(Extracted data entries)
--
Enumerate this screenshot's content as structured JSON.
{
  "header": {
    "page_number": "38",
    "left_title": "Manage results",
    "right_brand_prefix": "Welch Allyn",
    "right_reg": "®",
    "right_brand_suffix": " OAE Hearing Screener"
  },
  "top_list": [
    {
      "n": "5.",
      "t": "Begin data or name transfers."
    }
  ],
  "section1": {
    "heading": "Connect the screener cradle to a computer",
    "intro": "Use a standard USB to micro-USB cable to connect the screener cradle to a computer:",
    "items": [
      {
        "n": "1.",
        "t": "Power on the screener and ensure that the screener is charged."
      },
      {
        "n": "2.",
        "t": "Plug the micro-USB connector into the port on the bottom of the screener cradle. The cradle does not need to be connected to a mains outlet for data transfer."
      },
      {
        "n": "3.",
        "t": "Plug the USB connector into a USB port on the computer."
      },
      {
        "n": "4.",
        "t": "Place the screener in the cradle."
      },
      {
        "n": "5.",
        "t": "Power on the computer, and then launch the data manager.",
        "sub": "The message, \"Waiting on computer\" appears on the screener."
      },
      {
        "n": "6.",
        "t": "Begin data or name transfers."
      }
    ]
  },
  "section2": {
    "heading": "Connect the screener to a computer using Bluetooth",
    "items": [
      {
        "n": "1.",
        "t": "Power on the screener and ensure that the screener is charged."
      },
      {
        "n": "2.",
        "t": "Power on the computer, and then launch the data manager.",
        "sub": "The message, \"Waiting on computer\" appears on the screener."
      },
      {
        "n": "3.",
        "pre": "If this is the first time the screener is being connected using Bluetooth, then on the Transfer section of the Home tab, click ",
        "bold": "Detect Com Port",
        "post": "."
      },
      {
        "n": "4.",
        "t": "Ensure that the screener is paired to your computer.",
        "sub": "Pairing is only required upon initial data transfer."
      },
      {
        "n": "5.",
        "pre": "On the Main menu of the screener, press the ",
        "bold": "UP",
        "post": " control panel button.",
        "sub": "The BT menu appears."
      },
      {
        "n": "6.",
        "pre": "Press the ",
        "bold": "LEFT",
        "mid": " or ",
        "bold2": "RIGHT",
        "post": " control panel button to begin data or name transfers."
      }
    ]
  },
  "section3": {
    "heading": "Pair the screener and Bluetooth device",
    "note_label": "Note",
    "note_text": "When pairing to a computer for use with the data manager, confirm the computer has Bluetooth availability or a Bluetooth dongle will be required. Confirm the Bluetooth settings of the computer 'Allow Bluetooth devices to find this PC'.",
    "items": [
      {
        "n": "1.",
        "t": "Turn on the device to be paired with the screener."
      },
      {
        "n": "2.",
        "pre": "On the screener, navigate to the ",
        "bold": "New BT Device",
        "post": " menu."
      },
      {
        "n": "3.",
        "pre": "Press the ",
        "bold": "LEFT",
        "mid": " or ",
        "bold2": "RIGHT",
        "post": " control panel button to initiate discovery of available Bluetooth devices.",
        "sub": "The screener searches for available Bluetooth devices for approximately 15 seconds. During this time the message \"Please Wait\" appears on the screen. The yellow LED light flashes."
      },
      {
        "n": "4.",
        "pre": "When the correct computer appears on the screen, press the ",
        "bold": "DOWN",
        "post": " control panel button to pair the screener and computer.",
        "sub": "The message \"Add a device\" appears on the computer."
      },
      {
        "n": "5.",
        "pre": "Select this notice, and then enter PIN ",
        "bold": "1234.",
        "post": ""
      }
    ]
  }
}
--
* **Problem**
Repeat every entry exactly, please.

* **Exercise result**
Enumerate this screenshot's content as structured JSON.
{
  "header": {
    "page_number": "38",
    "left_title": "Manage results",
    "right_brand_prefix": "Welch Allyn",
    "right_reg": "®",
    "right_brand_suffix": " OAE Hearing Screener"
  },
  "top_list": [
    {
      "n": "5.",
      "t": "Begin data or name transfers."
    }
  ],
  "section1": {
    "heading": "Connect the screener cradle to a computer",
    "intro": "Use a standard USB to micro-USB cable to connect the screener cradle to a computer:",
    "items": [
      {
        "n": "1.",
        "t": "Power on the screener and ensure that the screener is charged."
      },
      {
        "n": "2.",
        "t": "Plug the micro-USB connector into the port on the bottom of the screener cradle. The cradle does not need to be connected to a mains outlet for data transfer."
      },
      {
        "n": "3.",
        "t": "Plug the USB connector into a USB port on the computer."
      },
      {
        "n": "4.",
        "t": "Place the screener in the cradle."
      },
      {
        "n": "5.",
        "t": "Power on the computer, and then launch the data manager.",
        "sub": "The message, \"Waiting on computer\" appears on the screener."
      },
      {
        "n": "6.",
        "t": "Begin data or name transfers."
      }
    ]
  },
  "section2": {
    "heading": "Connect the screener to a computer using Bluetooth",
    "items": [
      {
        "n": "1.",
        "t": "Power on the screener and ensure that the screener is charged."
      },
      {
        "n": "2.",
        "t": "Power on the computer, and then launch the data manager.",
        "sub": "The message, \"Waiting on computer\" appears on the screener."
      },
      {
        "n": "3.",
        "pre": "If this is the first time the screener is being connected using Bluetooth, then on the Transfer section of the Home tab, click ",
        "bold": "Detect Com Port",
        "post": "."
      },
      {
        "n": "4.",
        "t": "Ensure that the screener is paired to your computer.",
        "sub": "Pairing is only required upon initial data transfer."
      },
      {
        "n": "5.",
        "pre": "On the Main menu of the screener, press the ",
        "bold": "UP",
        "post": " control panel button.",
        "sub": "The BT menu appears."
      },
      {
        "n": "6.",
        "pre": "Press the ",
        "bold": "LEFT",
        "mid": " or ",
        "bold2": "RIGHT",
        "post": " control panel button to begin data or name transfers."
      }
    ]
  },
  "section3": {
    "heading": "Pair the screener and Bluetooth device",
    "note_label": "Note",
    "note_text": "When pairing to a computer for use with the data manager, confirm the computer has Bluetooth availability or a Bluetooth dongle will be required. Confirm the Bluetooth settings of the computer 'Allow Bluetooth devices to find this PC'.",
    "items": [
      {
        "n": "1.",
        "t": "Turn on the device to be paired with the screener."
      },
      {
        "n": "2.",
        "pre": "On the screener, navigate to the ",
        "bold": "New BT Device",
        "post": " menu."
      },
      {
        "n": "3.",
        "pre": "Press the ",
        "bold": "LEFT",
        "mid": " or ",
        "bold2": "RIGHT",
        "post": " control panel button to initiate discovery of available Bluetooth devices.",
        "sub": "The screener searches for available Bluetooth devices for approximately 15 seconds. During this time the message \"Please Wait\" appears on the screen. The yellow LED light flashes."
      },
      {
        "n": "4.",
        "pre": "When the correct computer appears on the screen, press the ",
        "bold": "DOWN",
        "post": " control panel button to pair the screener and computer.",
        "sub": "The message \"Add a device\" appears on the computer."
      },
      {
        "n": "5.",
        "pre": "Select this notice, and then enter PIN ",
        "bold": "1234.",
        "post": ""
      }
    ]
  }
}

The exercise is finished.